* EXERCISE DETAILS *
In the article below on depression screening for teens, rewrite the stretch from "The last iteration" through "and screen everyone.", swapping "at-risk individuals" for "high-risk individuals".

All teens should be screened for depression, task force recommends

All primary care doctors, including pediatricians and family physicians, should screen adolescents routinely for depression, new recommendations of the U.S. Preventive Services Task Force said, and those doctors should have a system in place to connect young people to treatment for depression if they need it.

The group decided that there was good evidence to support screening for all young people between the ages of 12 and 18. For children younger than 12, there is not enough evidence around which tests work and which treatments are effective to recommend that doctors screen all individuals in this age group.

The new recommendations for screening adolescents “very much parallel the recommendations for adults (18 and older),” said Dr. Alex H. Krist, associate professor of family medicine at Virginia Commonwealth University and member of the Task Force that wrote the recommendations, which came out on Monday in the Annals of Internal Medicine.

The last iteration of the recommendations for both adolescents and adults, in 2009, stated that doctors should only screen for depression if systems were in place to help at-risk individuals get appropriate treatment and followup care. That is no longer enough. Doctors should put those systems in place, if they haven’t already, and screen everyone.

“We believe that health care has advanced a lot and it’s more the norm to have systems in place,” Krist said.

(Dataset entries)
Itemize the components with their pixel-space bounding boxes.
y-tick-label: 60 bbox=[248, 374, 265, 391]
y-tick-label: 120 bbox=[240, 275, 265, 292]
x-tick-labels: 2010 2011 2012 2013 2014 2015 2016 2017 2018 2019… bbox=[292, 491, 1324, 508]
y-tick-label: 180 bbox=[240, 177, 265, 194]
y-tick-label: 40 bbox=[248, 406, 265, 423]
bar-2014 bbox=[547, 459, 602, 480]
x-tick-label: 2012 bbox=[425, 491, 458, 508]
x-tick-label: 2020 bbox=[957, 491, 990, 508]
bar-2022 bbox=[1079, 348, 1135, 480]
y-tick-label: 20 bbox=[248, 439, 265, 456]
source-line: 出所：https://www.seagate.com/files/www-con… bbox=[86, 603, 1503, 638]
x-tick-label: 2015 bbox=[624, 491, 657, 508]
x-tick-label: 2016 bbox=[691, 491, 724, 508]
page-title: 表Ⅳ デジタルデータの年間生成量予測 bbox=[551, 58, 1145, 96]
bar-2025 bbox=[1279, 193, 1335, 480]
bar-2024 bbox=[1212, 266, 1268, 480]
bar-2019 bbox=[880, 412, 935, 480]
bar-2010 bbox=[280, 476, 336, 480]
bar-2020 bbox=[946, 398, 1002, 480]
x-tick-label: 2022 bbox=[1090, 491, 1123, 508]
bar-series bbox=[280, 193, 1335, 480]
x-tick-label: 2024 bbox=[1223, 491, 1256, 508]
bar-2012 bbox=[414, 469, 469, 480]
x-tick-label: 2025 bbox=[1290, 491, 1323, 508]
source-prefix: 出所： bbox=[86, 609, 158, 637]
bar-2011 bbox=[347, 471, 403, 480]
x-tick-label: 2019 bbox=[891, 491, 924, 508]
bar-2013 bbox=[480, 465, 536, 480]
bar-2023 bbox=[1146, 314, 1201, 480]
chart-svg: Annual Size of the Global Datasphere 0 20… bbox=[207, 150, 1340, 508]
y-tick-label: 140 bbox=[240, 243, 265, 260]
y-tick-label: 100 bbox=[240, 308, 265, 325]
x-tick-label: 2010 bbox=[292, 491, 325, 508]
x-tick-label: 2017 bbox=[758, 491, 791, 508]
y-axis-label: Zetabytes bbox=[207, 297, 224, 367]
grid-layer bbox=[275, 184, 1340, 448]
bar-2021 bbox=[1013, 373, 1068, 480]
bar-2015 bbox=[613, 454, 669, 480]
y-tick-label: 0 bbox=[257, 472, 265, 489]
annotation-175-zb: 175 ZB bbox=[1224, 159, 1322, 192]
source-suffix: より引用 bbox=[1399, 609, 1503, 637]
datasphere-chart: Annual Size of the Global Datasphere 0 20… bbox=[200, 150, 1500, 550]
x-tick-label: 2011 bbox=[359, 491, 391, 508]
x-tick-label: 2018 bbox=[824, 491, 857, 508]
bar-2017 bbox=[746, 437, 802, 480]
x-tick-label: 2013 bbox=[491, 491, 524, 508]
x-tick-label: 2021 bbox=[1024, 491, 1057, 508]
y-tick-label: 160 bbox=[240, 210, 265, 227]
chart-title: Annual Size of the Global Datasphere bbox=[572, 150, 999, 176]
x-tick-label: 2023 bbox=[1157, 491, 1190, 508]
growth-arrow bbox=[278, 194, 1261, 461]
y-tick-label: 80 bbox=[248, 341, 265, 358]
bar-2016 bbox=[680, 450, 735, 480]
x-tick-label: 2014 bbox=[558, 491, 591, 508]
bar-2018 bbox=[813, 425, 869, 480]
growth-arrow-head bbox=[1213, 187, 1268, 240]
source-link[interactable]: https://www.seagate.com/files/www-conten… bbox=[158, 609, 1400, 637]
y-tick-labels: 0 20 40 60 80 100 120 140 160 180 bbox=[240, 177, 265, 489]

* EXERCISE RESPONSE *
The last iteration of the recommendations for both adolescents and adults, in 2009, stated that doctors should only screen for depression if systems were in place to help high-risk individuals get appropriate treatment and followup care. That is no longer enough. Doctors should put those systems in place, if they haven’t already, and screen everyone.